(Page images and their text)
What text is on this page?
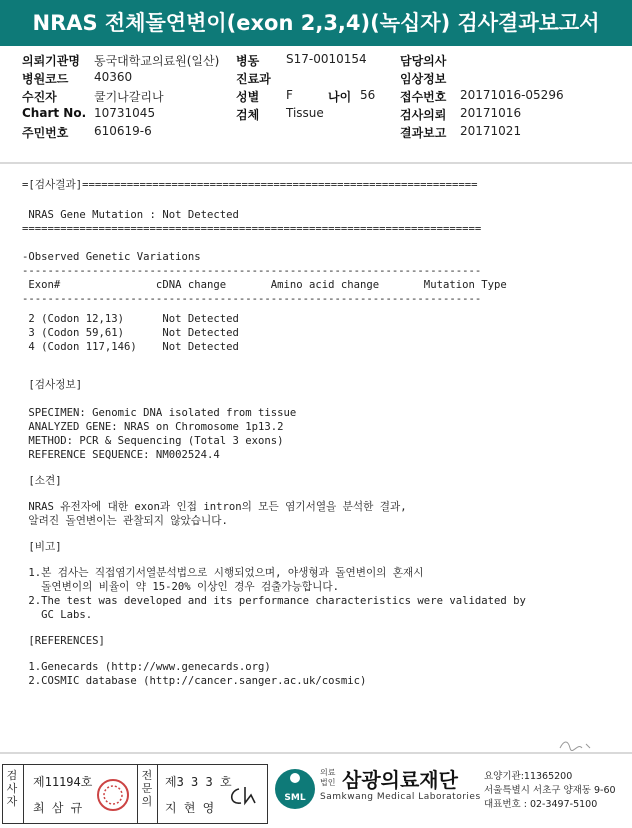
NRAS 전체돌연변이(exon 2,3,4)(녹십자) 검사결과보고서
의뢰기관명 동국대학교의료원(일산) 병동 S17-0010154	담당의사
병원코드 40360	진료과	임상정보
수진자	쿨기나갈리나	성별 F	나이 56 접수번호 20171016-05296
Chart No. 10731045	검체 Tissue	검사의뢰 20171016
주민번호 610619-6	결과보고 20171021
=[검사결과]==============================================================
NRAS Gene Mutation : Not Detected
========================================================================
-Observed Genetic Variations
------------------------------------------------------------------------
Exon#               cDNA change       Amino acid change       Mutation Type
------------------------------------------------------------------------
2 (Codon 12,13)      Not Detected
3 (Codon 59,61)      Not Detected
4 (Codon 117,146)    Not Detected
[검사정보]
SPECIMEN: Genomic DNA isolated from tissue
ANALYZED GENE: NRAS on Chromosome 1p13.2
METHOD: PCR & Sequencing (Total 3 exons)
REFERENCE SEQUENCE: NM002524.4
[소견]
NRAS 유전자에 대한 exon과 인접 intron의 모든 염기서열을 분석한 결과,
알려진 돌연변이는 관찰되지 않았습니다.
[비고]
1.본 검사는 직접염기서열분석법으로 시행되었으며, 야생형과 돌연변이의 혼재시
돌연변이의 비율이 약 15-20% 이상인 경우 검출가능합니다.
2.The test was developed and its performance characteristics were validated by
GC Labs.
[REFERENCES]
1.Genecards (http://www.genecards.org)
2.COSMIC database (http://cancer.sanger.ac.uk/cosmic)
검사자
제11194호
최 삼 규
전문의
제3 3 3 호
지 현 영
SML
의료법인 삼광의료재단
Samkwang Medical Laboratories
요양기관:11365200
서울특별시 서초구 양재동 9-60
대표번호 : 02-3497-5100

> What is expected
Return every entry above word for word, and include no images.

> Answer box
What text is on this page?
NRAS 전체돌연변이(exon 2,3,4)(녹십자) 검사결과보고서
의뢰기관명 동국대학교의료원(일산) 병동 S17-0010154	담당의사
병원코드 40360	진료과	임상정보
수진자	쿨기나갈리나	성별 F	나이 56 접수번호 20171016-05296
Chart No. 10731045	검체 Tissue	검사의뢰 20171016
주민번호 610619-6	결과보고 20171021
=[검사결과]==============================================================
NRAS Gene Mutation : Not Detected
========================================================================
-Observed Genetic Variations
------------------------------------------------------------------------
Exon#               cDNA change       Amino acid change       Mutation Type
------------------------------------------------------------------------
2 (Codon 12,13)      Not Detected
3 (Codon 59,61)      Not Detected
4 (Codon 117,146)    Not Detected
[검사정보]
SPECIMEN: Genomic DNA isolated from tissue
ANALYZED GENE: NRAS on Chromosome 1p13.2
METHOD: PCR & Sequencing (Total 3 exons)
REFERENCE SEQUENCE: NM002524.4
[소견]
NRAS 유전자에 대한 exon과 인접 intron의 모든 염기서열을 분석한 결과,
알려진 돌연변이는 관찰되지 않았습니다.
[비고]
1.본 검사는 직접염기서열분석법으로 시행되었으며, 야생형과 돌연변이의 혼재시
돌연변이의 비율이 약 15-20% 이상인 경우 검출가능합니다.
2.The test was developed and its performance characteristics were validated by
GC Labs.
[REFERENCES]
1.Genecards (http://www.genecards.org)
2.COSMIC database (http://cancer.sanger.ac.uk/cosmic)
검사자
제11194호
최 삼 규
전문의
제3 3 3 호
지 현 영
SML
의료법인 삼광의료재단
Samkwang Medical Laboratories
요양기관:11365200
서울특별시 서초구 양재동 9-60
대표번호 : 02-3497-5100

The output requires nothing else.